Records excerpted from a collection:
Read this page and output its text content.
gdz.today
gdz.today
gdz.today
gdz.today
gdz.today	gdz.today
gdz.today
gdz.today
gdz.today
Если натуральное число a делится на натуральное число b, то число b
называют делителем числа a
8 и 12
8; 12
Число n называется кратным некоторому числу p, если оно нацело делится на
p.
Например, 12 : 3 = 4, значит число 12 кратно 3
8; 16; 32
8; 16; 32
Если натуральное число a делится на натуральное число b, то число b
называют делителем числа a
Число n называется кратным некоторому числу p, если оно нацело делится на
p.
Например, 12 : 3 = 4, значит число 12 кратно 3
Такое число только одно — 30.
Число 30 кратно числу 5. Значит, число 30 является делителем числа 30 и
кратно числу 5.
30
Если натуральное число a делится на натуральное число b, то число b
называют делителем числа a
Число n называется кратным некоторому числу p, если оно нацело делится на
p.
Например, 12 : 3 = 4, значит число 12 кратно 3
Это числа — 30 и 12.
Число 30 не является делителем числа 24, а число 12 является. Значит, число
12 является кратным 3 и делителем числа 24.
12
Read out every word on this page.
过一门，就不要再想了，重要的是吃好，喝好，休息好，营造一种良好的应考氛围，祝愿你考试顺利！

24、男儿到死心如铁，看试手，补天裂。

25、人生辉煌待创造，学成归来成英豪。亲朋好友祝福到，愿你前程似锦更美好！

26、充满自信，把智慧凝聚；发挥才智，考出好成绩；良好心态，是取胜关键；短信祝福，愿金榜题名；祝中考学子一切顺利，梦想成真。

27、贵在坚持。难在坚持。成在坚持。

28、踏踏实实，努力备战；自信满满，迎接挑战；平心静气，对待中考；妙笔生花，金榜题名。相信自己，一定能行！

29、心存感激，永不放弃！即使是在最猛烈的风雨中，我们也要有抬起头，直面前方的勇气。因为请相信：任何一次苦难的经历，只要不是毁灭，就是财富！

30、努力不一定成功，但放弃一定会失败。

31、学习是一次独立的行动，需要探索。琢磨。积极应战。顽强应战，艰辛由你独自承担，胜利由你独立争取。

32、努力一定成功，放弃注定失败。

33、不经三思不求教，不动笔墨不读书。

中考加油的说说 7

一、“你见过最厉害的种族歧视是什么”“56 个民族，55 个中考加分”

Work instructions: Restate the final lines of the listing above word for word, beginning at the line that contains "Read out every word on this page.".

Solution for this problem:
Read out every word on this page.
过一门，就不要再想了，重要的是吃好，喝好，休息好，营造一种良好的应考氛围，祝愿你考试顺利！

24、男儿到死心如铁，看试手，补天裂。

25、人生辉煌待创造，学成归来成英豪。亲朋好友祝福到，愿你前程似锦更美好！

26、充满自信，把智慧凝聚；发挥才智，考出好成绩；良好心态，是取胜关键；短信祝福，愿金榜题名；祝中考学子一切顺利，梦想成真。

27、贵在坚持。难在坚持。成在坚持。

28、踏踏实实，努力备战；自信满满，迎接挑战；平心静气，对待中考；妙笔生花，金榜题名。相信自己，一定能行！

29、心存感激，永不放弃！即使是在最猛烈的风雨中，我们也要有抬起头，直面前方的勇气。因为请相信：任何一次苦难的经历，只要不是毁灭，就是财富！

30、努力不一定成功，但放弃一定会失败。

31、学习是一次独立的行动，需要探索。琢磨。积极应战。顽强应战，艰辛由你独自承担，胜利由你独立争取。

32、努力一定成功，放弃注定失败。

33、不经三思不求教，不动笔墨不读书。

中考加油的说说 7

一、“你见过最厉害的种族歧视是什么”“56 个民族，55 个中考加分”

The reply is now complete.